» **Instructions for the task**: For each line below that contains the string "true", copy that line.

» **Records for this exercise**:
=======

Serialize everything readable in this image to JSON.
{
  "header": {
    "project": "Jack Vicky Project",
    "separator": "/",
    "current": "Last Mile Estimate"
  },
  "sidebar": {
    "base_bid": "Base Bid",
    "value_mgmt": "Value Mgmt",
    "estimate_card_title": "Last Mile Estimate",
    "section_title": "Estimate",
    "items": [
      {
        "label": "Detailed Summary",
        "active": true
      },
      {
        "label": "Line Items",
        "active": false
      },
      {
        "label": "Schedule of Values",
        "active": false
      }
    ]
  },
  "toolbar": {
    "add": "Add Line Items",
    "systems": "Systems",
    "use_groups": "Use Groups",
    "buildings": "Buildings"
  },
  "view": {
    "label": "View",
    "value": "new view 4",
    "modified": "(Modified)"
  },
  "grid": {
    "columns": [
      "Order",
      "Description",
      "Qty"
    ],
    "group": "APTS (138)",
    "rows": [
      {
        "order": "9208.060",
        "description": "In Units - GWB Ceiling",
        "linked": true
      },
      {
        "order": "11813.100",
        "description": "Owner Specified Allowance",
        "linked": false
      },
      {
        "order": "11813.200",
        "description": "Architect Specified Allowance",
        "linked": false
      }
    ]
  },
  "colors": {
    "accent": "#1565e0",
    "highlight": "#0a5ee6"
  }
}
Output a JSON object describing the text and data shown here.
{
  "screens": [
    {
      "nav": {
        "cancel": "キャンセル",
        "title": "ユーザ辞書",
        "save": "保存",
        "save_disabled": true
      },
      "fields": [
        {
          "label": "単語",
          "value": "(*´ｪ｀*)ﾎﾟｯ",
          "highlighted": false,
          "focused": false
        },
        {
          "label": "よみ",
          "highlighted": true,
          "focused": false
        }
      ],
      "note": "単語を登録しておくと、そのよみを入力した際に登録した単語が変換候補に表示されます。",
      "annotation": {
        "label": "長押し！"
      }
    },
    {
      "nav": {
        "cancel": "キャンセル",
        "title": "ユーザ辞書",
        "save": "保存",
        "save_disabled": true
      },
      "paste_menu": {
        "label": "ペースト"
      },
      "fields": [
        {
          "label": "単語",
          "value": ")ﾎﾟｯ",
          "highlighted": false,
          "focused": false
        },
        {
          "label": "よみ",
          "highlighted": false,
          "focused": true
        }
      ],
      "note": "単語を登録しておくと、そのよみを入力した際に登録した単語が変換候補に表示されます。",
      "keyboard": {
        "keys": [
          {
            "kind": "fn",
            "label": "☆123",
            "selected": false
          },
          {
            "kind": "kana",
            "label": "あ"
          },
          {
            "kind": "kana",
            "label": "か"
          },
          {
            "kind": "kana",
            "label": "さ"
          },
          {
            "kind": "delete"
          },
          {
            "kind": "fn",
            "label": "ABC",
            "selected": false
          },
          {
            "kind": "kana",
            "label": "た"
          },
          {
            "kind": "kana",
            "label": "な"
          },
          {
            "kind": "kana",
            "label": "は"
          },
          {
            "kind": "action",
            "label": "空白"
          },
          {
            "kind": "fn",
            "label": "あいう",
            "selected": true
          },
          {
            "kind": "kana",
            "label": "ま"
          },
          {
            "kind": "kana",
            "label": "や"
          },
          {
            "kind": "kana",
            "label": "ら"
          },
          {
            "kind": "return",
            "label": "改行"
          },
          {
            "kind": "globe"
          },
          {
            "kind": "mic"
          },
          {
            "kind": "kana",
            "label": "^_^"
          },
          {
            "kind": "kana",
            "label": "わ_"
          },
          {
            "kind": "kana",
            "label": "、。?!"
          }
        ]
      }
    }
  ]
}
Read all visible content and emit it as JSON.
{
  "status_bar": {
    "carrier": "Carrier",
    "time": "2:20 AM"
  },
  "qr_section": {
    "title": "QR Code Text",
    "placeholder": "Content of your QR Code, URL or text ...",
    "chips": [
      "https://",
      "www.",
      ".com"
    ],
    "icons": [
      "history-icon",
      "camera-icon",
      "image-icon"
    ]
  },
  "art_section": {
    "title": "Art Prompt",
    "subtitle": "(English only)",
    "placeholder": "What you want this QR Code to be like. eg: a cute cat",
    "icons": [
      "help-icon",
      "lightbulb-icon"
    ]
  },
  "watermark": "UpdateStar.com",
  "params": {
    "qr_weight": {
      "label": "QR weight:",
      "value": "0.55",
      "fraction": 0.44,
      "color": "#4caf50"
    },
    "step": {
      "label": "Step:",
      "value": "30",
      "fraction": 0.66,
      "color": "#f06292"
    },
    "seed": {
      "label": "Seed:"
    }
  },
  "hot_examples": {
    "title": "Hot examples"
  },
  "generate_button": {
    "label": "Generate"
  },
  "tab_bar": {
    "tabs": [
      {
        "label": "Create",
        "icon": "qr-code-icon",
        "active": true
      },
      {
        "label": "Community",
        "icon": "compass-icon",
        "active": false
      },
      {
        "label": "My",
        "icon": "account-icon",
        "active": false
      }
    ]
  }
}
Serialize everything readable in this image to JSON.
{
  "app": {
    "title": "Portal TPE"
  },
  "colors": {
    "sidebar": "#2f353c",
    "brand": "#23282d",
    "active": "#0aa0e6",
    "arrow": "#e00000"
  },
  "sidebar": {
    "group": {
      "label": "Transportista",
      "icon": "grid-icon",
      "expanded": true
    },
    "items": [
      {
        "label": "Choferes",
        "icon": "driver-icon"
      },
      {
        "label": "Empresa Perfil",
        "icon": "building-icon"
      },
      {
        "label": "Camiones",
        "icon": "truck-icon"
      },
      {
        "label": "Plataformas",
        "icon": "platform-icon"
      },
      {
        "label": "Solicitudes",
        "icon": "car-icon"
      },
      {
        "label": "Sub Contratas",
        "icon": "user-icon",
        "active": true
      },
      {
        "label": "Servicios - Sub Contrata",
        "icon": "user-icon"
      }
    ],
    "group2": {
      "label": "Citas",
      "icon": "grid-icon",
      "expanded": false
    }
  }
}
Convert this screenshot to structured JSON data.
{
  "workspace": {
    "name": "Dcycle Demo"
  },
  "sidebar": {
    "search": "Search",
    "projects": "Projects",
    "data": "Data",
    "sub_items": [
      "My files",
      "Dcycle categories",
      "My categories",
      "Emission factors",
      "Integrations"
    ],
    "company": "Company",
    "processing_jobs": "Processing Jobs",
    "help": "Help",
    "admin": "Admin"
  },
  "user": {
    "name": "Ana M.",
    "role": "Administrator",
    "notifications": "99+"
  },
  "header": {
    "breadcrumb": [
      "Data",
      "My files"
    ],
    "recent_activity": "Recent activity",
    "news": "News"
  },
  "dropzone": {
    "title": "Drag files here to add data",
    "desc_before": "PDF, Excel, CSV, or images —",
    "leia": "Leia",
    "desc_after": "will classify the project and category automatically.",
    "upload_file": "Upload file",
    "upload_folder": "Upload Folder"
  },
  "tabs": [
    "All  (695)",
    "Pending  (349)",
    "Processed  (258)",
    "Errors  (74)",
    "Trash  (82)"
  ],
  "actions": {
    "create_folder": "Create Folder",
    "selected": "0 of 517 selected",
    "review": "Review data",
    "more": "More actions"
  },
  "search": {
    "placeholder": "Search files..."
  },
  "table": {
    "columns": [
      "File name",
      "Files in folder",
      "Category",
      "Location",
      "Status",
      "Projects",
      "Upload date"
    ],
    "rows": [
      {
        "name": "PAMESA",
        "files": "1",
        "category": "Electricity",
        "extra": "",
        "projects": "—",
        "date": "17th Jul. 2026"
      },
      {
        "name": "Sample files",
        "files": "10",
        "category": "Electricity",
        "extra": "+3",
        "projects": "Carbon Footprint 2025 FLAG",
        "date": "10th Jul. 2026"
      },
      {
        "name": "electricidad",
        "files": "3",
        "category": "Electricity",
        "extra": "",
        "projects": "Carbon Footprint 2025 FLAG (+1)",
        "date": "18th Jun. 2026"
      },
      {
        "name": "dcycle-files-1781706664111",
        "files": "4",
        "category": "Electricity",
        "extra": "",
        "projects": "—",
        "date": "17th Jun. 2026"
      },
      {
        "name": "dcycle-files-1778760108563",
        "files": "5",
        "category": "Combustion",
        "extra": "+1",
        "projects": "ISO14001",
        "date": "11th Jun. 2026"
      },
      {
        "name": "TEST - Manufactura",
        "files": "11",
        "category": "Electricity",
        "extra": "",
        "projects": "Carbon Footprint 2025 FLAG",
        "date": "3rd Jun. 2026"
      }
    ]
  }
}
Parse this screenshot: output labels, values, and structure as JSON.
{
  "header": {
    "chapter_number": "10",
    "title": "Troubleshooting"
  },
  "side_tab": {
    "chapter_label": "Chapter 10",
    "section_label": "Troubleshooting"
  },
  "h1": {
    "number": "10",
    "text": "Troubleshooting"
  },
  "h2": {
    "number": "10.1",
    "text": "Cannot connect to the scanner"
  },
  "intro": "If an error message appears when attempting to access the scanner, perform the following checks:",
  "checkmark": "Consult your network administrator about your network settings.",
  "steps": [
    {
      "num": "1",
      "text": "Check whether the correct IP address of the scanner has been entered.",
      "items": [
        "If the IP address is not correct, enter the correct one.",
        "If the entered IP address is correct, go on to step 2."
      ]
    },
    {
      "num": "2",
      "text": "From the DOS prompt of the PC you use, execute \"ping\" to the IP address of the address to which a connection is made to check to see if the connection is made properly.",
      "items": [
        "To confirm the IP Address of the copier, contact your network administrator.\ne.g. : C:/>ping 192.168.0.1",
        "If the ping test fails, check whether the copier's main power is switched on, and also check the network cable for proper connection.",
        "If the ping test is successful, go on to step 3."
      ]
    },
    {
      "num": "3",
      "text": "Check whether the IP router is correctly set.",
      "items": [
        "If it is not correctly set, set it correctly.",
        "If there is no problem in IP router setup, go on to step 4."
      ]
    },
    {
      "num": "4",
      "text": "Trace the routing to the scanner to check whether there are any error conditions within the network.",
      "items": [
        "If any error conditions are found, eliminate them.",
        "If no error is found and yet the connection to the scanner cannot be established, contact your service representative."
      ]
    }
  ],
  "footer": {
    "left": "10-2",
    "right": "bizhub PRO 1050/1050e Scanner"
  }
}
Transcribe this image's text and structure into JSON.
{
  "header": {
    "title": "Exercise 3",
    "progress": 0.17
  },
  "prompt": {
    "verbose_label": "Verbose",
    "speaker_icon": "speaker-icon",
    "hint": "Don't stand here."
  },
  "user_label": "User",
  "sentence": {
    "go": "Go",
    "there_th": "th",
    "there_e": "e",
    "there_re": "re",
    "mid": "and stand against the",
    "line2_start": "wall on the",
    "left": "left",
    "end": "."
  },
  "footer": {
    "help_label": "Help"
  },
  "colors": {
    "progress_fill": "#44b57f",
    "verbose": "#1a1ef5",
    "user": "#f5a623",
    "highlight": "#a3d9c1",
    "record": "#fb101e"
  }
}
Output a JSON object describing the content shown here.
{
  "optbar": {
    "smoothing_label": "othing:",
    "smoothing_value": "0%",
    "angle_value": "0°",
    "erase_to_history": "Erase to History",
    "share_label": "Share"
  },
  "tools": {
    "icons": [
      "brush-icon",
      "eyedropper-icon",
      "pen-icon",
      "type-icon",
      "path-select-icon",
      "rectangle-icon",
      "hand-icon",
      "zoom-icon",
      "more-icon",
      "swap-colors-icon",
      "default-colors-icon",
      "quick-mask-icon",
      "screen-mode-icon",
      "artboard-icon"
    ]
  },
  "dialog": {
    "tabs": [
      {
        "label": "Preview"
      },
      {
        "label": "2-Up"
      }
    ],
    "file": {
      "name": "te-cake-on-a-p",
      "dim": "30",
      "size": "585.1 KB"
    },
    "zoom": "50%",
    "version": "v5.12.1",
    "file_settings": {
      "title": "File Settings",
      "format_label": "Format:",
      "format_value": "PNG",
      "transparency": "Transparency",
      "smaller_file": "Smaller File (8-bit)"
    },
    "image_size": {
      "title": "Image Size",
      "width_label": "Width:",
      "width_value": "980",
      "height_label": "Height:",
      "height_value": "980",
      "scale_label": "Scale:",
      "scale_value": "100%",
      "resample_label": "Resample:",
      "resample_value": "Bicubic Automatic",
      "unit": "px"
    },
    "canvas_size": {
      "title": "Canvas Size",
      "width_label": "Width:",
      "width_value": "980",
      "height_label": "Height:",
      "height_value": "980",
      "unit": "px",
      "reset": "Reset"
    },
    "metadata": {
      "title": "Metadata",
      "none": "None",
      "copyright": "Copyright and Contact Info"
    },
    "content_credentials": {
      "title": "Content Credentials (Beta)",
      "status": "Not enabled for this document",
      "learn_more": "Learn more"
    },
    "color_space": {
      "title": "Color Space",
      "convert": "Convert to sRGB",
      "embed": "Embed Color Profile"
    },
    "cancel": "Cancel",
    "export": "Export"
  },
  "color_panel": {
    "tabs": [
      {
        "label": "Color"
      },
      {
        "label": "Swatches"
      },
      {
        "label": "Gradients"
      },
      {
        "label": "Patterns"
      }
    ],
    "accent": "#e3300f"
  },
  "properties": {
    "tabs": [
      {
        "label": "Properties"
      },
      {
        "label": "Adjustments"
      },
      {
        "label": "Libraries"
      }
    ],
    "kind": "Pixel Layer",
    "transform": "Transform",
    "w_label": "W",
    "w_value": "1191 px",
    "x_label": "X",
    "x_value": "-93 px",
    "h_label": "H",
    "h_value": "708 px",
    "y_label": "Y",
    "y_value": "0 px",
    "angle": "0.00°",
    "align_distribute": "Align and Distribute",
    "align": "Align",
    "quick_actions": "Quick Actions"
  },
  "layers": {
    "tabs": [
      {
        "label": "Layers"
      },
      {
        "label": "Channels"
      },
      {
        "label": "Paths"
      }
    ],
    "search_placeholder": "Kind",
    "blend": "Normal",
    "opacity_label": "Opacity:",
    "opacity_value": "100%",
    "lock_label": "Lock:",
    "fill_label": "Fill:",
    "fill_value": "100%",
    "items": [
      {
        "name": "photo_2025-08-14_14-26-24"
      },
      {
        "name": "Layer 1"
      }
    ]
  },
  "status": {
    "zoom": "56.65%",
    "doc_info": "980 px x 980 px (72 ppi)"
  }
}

=======

» **Task answer**:
        "active": true
        "linked": true
        "save_disabled": true
          "highlighted": true,
        "save_disabled": true
          "focused": true
            "selected": true
        "active": true
      "expanded": true
        "active": true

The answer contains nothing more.